- [SHORT TASK]: Identify the lines that contain the string "Pferdemarkt" and copy all of them.

- [ENTRIES SUPPLIED]:

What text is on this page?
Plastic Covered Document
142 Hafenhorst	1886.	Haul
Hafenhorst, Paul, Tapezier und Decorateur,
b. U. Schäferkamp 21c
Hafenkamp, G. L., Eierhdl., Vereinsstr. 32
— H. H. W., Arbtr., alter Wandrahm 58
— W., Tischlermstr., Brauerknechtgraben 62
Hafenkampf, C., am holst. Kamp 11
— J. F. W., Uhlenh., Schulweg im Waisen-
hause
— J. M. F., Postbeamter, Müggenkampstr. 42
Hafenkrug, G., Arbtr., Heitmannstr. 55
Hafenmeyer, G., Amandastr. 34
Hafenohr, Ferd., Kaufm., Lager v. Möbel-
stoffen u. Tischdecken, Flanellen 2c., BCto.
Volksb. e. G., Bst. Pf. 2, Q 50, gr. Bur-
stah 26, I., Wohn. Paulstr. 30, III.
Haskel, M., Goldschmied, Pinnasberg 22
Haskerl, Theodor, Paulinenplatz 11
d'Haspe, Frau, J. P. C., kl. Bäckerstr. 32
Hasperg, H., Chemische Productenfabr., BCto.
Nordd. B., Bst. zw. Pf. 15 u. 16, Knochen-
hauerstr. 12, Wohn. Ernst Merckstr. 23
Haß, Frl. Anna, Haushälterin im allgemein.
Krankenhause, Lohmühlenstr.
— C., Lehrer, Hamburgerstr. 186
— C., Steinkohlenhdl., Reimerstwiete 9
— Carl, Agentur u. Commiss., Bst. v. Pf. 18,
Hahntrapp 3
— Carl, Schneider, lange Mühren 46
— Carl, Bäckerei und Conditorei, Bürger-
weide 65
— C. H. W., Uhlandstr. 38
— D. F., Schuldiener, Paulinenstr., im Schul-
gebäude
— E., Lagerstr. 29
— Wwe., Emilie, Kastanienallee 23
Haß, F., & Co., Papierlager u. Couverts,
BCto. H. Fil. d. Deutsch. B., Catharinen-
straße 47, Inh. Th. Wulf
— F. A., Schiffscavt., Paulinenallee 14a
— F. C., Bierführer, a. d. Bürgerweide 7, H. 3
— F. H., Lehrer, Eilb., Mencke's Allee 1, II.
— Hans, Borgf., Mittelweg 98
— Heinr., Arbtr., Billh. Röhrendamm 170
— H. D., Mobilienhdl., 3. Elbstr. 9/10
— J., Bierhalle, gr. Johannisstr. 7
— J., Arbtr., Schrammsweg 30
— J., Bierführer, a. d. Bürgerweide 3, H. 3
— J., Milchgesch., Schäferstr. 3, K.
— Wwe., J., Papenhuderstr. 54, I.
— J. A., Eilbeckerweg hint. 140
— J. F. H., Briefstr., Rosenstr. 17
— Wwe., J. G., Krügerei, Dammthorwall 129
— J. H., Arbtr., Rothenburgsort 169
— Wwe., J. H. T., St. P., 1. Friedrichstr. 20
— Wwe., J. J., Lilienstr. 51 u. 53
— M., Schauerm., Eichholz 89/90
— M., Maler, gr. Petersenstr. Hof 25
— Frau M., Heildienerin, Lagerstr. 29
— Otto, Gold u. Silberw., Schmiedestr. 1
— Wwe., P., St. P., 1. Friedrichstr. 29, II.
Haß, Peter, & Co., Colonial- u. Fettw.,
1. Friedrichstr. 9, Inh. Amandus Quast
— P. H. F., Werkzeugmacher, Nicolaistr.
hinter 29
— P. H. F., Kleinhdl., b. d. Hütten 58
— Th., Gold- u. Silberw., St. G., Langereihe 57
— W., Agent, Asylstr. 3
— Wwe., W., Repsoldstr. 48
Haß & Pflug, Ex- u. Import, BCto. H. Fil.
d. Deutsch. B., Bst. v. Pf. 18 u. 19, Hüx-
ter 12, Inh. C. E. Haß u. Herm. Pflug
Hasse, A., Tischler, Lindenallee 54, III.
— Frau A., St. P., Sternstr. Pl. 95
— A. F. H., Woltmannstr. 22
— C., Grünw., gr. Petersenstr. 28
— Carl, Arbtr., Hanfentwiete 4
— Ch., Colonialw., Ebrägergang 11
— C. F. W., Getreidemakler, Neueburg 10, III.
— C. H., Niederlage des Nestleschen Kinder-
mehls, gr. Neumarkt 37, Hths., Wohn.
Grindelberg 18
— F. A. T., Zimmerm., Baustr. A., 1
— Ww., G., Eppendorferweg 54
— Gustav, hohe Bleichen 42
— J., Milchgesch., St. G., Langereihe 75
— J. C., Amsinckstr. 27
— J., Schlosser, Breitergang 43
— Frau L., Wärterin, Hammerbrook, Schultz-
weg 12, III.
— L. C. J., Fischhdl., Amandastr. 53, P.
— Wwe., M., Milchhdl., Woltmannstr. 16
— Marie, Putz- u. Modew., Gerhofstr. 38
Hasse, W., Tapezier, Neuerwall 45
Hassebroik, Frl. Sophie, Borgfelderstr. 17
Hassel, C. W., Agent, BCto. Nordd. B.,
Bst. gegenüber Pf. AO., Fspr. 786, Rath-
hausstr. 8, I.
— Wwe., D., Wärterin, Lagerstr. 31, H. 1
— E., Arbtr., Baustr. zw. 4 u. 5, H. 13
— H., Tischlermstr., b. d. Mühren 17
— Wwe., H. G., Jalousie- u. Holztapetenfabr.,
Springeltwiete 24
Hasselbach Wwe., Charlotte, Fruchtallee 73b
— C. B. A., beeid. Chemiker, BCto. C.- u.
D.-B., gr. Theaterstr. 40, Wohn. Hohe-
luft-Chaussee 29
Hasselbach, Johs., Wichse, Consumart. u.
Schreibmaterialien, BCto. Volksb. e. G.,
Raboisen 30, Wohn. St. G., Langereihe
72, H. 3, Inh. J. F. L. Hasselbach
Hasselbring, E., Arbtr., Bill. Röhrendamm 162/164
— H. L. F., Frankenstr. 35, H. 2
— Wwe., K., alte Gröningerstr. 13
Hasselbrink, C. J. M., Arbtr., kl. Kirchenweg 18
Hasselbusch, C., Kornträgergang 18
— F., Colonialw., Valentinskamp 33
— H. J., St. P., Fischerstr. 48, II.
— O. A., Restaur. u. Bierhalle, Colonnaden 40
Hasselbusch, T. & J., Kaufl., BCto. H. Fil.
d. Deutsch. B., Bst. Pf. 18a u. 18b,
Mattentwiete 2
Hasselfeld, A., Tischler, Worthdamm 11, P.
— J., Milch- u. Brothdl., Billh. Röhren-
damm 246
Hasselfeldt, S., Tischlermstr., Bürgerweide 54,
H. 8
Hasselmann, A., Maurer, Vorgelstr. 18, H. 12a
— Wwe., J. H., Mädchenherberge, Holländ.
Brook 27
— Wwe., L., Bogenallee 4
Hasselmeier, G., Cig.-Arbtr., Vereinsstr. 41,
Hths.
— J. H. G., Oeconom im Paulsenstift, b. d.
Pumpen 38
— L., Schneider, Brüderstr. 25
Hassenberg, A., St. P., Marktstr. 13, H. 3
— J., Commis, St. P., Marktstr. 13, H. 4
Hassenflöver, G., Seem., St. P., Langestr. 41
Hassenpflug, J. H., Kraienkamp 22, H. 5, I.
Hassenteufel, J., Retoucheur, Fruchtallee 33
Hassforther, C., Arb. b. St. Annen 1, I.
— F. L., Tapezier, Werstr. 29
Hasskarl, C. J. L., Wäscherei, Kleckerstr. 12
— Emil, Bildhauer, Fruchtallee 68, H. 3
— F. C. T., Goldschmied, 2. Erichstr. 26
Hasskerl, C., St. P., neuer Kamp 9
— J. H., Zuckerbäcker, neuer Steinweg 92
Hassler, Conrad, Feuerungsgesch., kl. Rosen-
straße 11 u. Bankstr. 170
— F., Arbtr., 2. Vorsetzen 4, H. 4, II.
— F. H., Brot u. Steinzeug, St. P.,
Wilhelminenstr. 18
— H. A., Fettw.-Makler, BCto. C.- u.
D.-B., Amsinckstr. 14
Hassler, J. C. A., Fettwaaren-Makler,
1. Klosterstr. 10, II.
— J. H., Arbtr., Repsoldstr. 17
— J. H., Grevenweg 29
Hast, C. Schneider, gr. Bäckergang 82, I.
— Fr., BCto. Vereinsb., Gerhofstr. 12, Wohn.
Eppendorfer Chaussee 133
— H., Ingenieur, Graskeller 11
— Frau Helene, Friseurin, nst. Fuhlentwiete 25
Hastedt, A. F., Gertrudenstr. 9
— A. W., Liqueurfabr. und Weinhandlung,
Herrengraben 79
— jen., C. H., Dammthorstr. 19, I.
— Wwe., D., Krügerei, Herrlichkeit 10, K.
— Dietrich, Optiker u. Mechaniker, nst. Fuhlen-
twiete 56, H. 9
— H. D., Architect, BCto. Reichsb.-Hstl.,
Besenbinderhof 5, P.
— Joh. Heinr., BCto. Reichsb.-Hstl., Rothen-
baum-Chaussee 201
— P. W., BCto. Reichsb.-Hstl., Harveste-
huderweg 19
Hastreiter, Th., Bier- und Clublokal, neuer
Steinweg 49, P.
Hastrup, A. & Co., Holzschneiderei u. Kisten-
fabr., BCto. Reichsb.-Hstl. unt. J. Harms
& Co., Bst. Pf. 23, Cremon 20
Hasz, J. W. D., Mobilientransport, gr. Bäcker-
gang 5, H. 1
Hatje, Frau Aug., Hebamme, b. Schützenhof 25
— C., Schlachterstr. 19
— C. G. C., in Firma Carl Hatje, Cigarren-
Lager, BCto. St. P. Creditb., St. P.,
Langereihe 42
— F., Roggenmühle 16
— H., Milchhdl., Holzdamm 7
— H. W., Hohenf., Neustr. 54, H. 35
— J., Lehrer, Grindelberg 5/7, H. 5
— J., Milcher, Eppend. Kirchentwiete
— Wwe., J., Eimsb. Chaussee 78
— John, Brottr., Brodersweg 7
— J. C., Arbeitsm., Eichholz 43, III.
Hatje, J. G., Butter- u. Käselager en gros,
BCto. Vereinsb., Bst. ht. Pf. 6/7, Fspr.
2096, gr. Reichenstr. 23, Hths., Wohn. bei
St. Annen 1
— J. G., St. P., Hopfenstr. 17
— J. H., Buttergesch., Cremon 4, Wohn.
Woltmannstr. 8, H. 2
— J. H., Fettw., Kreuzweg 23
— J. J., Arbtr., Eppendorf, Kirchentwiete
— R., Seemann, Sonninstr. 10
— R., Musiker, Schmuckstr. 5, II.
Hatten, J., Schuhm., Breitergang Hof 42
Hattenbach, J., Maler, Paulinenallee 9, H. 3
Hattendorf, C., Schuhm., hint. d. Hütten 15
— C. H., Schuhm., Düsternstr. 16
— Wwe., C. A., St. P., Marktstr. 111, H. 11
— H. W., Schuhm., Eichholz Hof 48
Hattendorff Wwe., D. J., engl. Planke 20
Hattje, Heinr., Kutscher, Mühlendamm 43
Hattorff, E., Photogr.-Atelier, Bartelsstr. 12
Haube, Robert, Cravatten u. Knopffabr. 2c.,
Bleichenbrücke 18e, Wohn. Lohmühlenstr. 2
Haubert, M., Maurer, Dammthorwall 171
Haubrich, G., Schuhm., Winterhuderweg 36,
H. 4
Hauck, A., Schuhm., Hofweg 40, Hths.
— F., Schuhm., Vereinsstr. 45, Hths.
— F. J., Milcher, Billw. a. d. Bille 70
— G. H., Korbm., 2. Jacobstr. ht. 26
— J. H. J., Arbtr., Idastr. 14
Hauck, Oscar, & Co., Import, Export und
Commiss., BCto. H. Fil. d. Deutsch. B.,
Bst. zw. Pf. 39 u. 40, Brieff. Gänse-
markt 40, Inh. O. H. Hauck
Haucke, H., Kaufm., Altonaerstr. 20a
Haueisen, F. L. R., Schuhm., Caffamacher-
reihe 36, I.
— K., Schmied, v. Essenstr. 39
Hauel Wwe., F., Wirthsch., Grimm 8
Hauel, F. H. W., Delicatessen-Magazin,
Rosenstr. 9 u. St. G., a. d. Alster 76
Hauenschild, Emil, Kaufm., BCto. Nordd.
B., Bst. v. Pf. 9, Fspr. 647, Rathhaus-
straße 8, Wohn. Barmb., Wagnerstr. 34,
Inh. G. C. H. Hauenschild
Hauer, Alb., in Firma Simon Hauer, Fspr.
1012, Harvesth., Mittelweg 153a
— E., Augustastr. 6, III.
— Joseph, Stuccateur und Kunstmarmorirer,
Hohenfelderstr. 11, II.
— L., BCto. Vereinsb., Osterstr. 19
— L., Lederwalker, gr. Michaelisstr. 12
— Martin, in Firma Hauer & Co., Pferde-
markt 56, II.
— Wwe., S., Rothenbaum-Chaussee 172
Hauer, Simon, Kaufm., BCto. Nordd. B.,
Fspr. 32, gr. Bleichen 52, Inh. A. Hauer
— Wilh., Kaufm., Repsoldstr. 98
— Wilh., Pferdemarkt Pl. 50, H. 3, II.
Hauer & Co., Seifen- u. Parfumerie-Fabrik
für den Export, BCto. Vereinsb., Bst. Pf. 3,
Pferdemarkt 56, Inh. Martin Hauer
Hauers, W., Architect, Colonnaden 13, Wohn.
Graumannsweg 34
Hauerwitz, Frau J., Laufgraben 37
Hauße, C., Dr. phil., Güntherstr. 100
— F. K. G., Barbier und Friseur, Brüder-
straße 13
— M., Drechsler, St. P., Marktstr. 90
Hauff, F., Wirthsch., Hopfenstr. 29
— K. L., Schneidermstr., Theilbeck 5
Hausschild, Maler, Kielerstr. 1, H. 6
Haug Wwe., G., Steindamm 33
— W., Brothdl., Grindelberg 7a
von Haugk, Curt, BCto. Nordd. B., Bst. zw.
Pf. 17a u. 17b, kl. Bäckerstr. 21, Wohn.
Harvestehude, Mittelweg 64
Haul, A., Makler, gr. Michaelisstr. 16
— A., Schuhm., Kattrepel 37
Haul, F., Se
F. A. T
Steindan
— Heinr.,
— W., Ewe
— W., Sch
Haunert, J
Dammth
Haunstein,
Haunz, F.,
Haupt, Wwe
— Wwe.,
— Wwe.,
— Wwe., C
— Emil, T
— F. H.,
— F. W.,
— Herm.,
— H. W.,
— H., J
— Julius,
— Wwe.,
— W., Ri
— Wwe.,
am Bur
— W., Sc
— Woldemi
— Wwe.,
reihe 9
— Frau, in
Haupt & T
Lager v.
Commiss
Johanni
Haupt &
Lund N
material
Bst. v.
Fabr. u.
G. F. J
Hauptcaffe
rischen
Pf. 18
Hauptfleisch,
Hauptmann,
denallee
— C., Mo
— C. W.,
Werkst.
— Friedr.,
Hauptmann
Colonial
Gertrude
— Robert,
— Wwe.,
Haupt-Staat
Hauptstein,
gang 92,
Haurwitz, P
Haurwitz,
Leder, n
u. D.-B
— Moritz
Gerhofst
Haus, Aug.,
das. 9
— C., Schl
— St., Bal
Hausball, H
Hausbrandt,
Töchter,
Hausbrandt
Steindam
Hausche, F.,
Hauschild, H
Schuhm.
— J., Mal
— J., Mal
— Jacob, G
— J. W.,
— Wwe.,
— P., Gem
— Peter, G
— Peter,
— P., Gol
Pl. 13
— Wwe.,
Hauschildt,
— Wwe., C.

- [OUTPUT FOR THIS EXERCISE]:
— Wilh., Pferdemarkt Pl. 50, H. 3, II.
Pferdemarkt 56, Inh. Martin Hauer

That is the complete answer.